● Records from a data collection
-- begin --
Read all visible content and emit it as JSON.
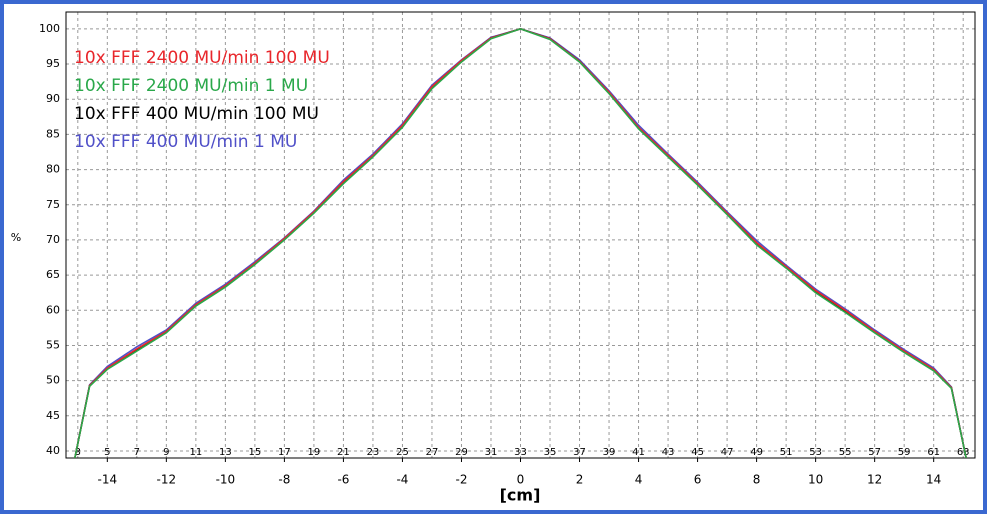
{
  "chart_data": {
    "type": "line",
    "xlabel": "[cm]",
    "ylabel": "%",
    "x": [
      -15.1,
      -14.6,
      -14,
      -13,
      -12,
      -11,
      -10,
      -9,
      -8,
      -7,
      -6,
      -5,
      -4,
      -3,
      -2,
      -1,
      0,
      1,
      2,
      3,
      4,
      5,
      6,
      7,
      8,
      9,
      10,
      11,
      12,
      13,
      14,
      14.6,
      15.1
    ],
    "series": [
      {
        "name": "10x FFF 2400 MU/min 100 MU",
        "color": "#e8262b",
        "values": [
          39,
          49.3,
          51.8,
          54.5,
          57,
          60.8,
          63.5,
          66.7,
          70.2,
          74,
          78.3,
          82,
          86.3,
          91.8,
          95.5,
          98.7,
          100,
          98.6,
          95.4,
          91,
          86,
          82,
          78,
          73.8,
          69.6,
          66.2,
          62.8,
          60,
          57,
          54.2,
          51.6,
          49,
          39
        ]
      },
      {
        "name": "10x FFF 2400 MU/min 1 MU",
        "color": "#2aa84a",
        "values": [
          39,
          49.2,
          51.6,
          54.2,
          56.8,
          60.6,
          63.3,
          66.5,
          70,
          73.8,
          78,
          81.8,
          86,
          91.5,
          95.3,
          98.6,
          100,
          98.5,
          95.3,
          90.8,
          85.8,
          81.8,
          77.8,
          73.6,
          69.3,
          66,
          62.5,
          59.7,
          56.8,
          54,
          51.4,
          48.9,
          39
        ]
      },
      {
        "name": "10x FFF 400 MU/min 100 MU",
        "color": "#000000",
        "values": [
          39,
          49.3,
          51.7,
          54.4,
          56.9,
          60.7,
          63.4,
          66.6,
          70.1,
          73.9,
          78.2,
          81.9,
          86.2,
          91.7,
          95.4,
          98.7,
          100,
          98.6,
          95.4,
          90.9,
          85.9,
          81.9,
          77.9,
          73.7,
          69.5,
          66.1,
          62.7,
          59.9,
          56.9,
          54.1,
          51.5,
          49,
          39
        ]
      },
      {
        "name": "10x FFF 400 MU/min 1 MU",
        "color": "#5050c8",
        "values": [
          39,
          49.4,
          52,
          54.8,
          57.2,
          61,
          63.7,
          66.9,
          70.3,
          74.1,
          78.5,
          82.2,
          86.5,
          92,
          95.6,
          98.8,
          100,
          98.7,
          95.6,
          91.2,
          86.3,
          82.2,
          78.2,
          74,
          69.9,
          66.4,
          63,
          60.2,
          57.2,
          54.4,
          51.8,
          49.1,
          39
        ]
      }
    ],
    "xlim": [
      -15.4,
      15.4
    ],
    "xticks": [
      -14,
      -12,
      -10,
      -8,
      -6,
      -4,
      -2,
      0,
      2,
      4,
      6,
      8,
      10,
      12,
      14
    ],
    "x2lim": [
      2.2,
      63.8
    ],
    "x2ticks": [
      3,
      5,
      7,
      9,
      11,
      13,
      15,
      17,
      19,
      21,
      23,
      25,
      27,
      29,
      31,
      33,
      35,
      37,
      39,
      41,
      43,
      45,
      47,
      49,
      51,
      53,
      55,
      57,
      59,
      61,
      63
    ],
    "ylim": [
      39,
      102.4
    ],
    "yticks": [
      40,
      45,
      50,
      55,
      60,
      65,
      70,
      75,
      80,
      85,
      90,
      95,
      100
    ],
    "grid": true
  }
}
-- end --
-- begin --
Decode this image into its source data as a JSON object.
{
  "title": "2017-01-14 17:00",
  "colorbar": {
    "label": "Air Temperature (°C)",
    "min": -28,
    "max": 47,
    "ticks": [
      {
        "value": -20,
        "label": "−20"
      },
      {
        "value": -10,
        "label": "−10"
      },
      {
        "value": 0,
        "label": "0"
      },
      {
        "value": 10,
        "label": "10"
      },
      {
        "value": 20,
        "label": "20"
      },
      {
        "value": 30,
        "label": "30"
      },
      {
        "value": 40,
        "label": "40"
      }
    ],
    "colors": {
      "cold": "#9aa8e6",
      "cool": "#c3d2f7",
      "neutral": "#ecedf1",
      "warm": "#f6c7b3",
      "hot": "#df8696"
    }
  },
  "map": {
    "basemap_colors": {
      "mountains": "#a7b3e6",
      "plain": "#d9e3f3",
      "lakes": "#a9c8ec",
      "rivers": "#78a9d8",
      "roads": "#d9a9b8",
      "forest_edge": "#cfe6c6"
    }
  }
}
-- end --
● What you will do
Lines holding the word "JSON" in the entries above are the ones to pull out. Copy them all.

● Worked answer
Read all visible content and emit it as JSON.
Decode this image into its source data as a JSON object.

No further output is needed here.